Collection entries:
**********

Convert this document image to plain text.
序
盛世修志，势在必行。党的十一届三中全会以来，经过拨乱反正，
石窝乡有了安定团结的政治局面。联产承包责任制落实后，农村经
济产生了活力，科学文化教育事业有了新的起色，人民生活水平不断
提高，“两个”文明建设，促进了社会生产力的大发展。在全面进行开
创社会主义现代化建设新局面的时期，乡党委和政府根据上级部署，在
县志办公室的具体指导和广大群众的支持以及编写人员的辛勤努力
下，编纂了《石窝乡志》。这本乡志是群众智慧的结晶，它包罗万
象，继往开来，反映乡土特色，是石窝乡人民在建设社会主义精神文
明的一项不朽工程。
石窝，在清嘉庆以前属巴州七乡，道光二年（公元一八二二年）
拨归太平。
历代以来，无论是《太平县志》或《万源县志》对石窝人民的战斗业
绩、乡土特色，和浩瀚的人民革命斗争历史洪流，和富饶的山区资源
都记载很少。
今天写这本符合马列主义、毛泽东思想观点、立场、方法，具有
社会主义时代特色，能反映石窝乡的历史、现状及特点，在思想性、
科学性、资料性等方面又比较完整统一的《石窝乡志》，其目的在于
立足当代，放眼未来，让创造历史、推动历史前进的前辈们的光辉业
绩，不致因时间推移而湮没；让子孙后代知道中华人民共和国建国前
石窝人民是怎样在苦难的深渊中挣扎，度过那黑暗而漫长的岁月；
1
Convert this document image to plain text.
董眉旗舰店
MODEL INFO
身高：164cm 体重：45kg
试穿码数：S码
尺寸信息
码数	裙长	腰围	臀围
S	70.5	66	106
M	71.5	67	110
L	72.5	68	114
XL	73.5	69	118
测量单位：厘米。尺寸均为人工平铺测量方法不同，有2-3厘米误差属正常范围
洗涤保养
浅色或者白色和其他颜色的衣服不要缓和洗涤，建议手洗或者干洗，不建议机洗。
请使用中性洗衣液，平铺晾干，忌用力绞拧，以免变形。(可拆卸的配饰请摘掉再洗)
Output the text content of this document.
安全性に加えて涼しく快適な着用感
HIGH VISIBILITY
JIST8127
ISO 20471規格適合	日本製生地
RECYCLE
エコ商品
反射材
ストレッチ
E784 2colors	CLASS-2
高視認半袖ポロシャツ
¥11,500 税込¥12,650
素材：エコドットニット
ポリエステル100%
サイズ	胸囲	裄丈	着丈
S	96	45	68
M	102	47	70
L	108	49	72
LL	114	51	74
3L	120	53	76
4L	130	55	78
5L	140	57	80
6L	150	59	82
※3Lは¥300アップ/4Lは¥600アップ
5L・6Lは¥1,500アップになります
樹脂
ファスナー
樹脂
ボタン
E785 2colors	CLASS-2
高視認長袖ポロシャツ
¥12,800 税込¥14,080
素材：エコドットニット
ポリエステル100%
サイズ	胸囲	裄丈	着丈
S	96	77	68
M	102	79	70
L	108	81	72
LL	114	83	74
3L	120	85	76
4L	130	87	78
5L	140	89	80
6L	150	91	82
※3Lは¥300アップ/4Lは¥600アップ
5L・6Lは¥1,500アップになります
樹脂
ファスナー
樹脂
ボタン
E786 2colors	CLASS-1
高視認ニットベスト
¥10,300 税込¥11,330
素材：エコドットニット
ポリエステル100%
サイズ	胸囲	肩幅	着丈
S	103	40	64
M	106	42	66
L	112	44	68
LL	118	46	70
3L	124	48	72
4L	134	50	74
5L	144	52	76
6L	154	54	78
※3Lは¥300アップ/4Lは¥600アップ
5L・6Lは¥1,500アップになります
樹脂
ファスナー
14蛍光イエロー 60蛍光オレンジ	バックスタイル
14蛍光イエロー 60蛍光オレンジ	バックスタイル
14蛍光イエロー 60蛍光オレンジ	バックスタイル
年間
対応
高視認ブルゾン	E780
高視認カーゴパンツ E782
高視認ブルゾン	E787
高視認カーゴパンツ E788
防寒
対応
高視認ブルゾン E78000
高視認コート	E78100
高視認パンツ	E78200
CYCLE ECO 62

**********

DO THIS >> Show every line of the listing in which the string "石窝乡志" can be found.

RIGHT ANSWER >>
下，编纂了《石窝乡志》。这本乡志是群众智慧的结晶，它包罗万
科学性、资料性等方面又比较完整统一的《石窝乡志》，其目的在于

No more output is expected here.